> [The request]:
Scan the material that follows. Copy every line containing the word "بیسیم".

> [Data for the task]:
"""
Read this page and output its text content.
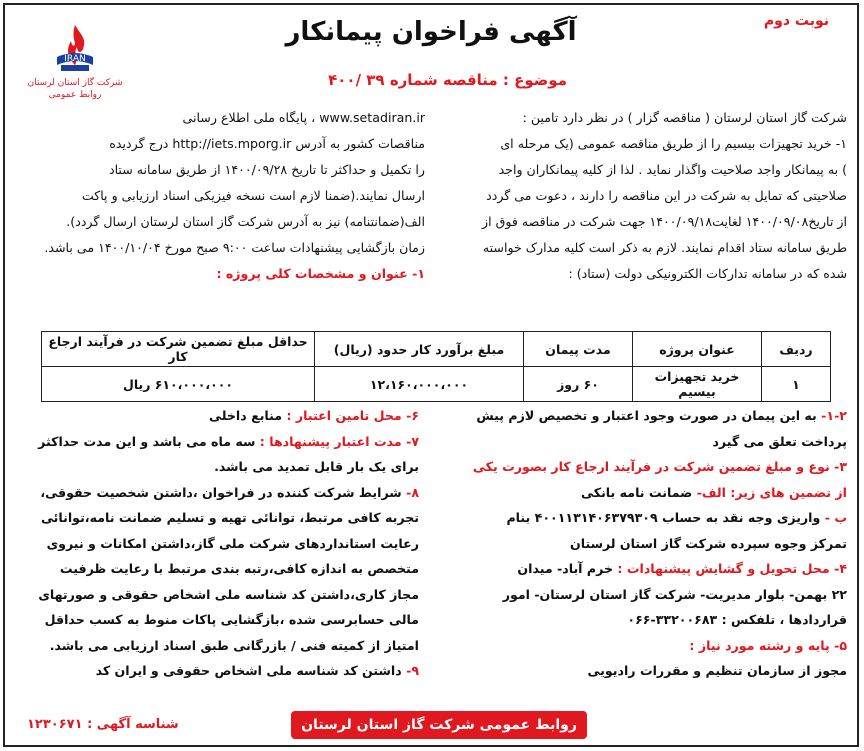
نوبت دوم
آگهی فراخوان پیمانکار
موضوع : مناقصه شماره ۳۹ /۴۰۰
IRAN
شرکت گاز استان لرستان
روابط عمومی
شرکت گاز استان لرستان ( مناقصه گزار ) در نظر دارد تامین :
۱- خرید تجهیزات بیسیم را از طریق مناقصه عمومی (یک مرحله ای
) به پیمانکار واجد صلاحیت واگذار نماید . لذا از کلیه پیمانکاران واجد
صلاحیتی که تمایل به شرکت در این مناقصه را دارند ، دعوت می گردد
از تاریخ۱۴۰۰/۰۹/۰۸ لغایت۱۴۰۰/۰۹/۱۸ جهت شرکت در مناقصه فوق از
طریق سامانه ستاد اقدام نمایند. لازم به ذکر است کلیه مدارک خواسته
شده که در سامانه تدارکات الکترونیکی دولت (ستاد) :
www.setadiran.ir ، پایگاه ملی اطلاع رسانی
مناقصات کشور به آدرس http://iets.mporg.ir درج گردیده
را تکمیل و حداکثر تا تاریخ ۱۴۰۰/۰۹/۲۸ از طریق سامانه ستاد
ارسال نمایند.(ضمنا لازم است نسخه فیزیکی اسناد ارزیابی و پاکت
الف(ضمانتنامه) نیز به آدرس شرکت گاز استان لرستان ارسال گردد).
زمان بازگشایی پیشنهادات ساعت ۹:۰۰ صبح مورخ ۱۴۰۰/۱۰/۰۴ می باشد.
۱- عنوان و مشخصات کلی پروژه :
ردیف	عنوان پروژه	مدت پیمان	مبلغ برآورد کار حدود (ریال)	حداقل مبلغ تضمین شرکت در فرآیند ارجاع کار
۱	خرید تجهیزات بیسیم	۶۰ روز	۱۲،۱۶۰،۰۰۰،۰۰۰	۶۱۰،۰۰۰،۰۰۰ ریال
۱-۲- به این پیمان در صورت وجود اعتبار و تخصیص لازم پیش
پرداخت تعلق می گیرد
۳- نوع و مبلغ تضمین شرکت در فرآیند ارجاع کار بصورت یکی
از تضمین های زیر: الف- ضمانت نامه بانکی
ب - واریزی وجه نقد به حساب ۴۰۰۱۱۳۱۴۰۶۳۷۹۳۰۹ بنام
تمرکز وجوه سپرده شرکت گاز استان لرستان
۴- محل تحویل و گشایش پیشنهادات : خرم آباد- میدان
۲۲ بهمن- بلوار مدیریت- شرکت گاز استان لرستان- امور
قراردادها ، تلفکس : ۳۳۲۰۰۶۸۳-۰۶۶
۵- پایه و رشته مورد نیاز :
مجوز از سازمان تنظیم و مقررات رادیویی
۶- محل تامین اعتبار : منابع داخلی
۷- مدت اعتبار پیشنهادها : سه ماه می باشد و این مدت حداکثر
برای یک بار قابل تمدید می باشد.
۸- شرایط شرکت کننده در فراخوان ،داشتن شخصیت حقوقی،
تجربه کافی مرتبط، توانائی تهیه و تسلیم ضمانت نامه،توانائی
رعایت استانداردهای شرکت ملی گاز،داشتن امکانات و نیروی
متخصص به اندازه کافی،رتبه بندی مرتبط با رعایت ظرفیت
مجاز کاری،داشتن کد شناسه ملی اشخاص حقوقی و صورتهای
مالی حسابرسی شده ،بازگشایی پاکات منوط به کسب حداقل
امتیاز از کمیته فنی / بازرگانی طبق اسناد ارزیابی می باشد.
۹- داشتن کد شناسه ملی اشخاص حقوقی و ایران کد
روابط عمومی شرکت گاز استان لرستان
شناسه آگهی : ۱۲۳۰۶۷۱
"""
"""
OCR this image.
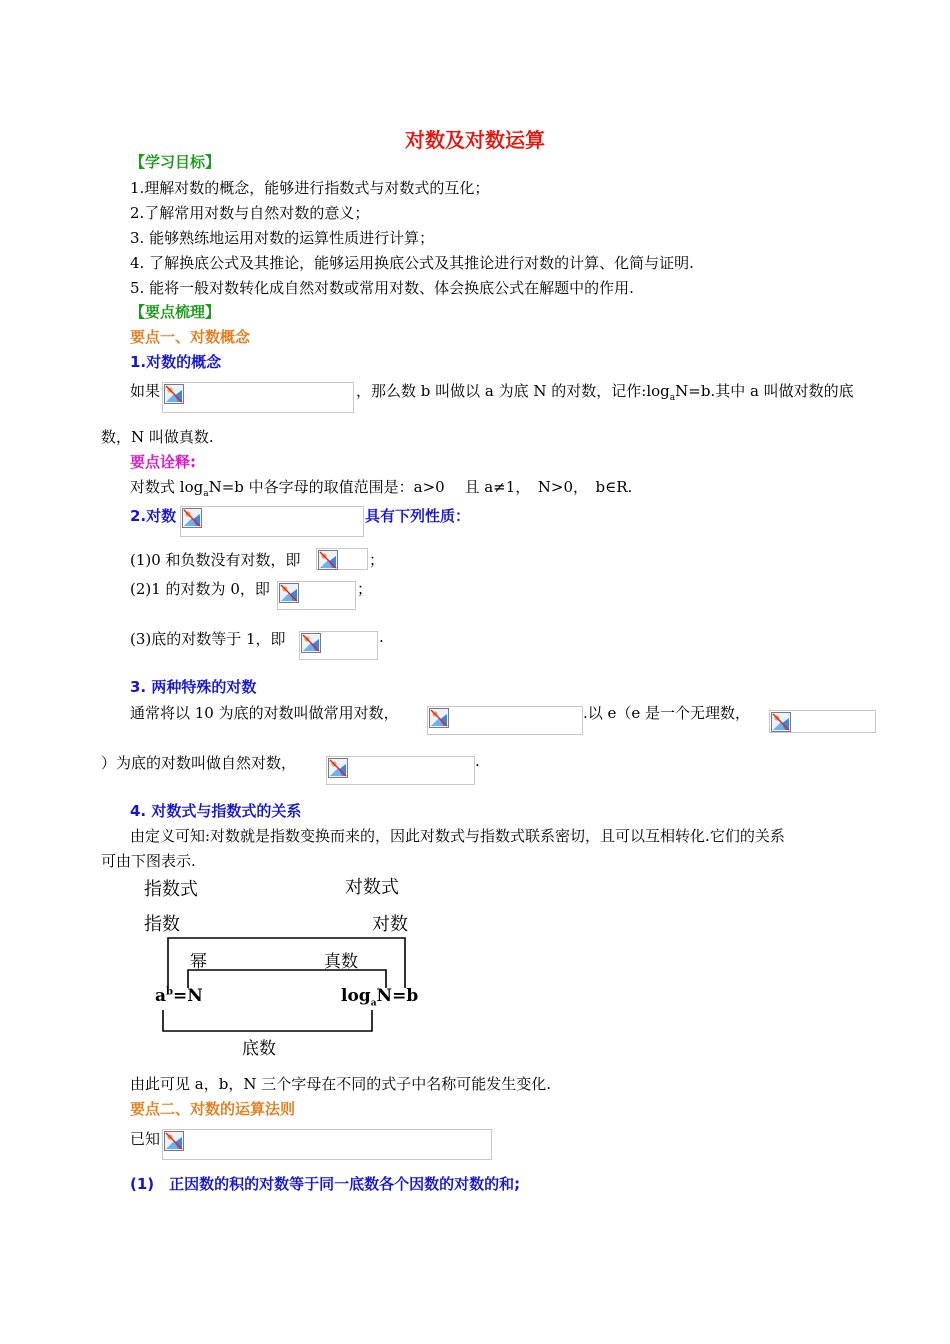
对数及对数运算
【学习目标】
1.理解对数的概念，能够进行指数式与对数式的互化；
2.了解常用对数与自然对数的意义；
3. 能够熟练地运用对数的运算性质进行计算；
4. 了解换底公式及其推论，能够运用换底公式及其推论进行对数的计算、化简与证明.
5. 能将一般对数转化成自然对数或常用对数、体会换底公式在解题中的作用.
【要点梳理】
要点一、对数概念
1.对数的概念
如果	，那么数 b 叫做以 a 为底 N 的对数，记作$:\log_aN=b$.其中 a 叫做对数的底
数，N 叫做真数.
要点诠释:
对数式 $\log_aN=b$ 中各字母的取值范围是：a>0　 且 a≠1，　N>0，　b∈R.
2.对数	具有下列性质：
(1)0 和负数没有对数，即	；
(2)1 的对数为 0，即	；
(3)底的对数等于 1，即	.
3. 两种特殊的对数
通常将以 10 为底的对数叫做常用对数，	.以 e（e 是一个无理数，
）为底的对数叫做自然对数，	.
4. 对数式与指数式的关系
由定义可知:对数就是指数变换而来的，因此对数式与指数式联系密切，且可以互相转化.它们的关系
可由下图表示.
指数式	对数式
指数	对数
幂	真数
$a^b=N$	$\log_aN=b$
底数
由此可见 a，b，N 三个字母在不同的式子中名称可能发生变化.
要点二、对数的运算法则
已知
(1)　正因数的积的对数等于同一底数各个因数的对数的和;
"""
"""
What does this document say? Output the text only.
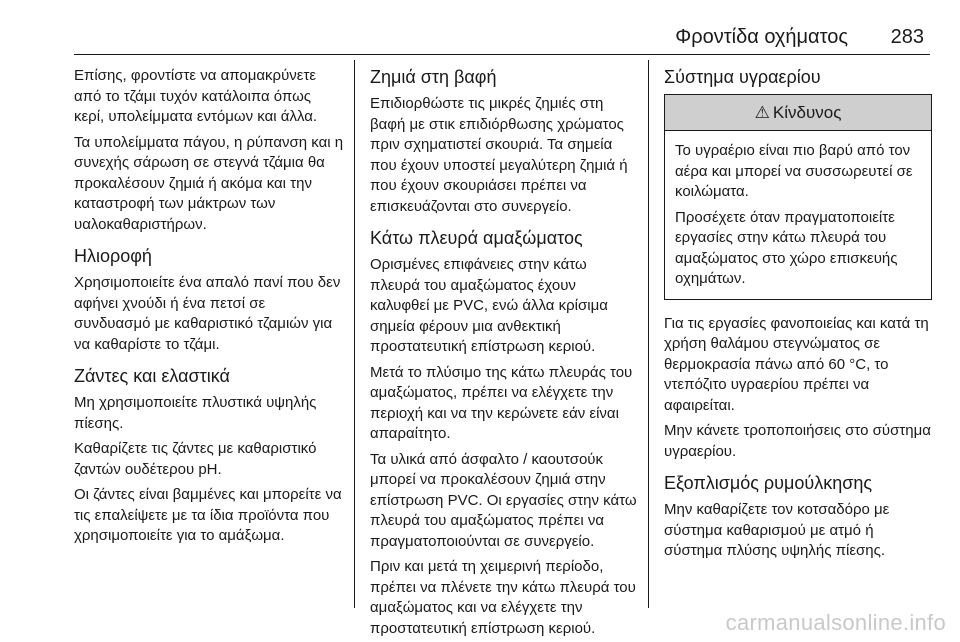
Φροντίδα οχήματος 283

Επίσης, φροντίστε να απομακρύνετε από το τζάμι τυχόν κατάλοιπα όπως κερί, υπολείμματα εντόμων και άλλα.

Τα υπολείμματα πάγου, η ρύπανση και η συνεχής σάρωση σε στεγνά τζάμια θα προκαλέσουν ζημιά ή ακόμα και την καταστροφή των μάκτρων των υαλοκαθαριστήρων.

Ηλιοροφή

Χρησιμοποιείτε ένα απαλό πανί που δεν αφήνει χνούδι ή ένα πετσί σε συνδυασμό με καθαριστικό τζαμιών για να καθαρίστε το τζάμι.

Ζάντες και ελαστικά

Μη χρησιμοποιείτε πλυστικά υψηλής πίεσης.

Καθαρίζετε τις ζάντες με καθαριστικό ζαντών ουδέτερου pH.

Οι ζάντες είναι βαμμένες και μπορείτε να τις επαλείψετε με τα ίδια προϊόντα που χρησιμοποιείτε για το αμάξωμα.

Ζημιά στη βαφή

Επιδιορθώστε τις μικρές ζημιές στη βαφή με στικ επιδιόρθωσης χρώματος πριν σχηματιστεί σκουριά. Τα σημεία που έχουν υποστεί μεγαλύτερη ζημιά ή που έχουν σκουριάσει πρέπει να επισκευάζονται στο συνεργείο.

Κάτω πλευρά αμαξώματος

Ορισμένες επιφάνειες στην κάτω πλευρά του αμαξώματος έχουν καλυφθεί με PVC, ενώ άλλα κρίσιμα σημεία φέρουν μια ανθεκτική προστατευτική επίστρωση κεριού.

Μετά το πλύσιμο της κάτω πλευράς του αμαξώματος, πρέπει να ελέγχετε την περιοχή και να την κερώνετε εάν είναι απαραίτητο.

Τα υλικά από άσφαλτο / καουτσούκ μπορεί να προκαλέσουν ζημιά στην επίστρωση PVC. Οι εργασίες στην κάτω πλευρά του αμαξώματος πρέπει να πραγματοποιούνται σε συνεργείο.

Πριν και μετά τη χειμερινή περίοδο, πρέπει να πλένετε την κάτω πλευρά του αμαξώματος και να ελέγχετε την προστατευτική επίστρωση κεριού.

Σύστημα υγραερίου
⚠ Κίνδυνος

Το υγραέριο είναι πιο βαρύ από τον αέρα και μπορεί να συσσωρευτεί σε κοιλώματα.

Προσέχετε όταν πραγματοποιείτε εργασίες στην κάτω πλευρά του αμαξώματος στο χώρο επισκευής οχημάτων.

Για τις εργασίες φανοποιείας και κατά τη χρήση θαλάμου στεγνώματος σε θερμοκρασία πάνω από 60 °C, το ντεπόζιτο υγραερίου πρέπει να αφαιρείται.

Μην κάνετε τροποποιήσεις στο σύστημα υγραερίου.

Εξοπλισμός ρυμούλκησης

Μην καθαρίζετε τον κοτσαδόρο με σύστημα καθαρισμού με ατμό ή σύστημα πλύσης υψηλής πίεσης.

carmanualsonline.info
"""
> [Full solution]:
۱- خرید تجهیزات بیسیم را از طریق مناقصه عمومی (یک مرحله ای
۱	خرید تجهیزات بیسیم	۶۰ روز	۱۲،۱۶۰،۰۰۰،۰۰۰	۶۱۰،۰۰۰،۰۰۰ ریال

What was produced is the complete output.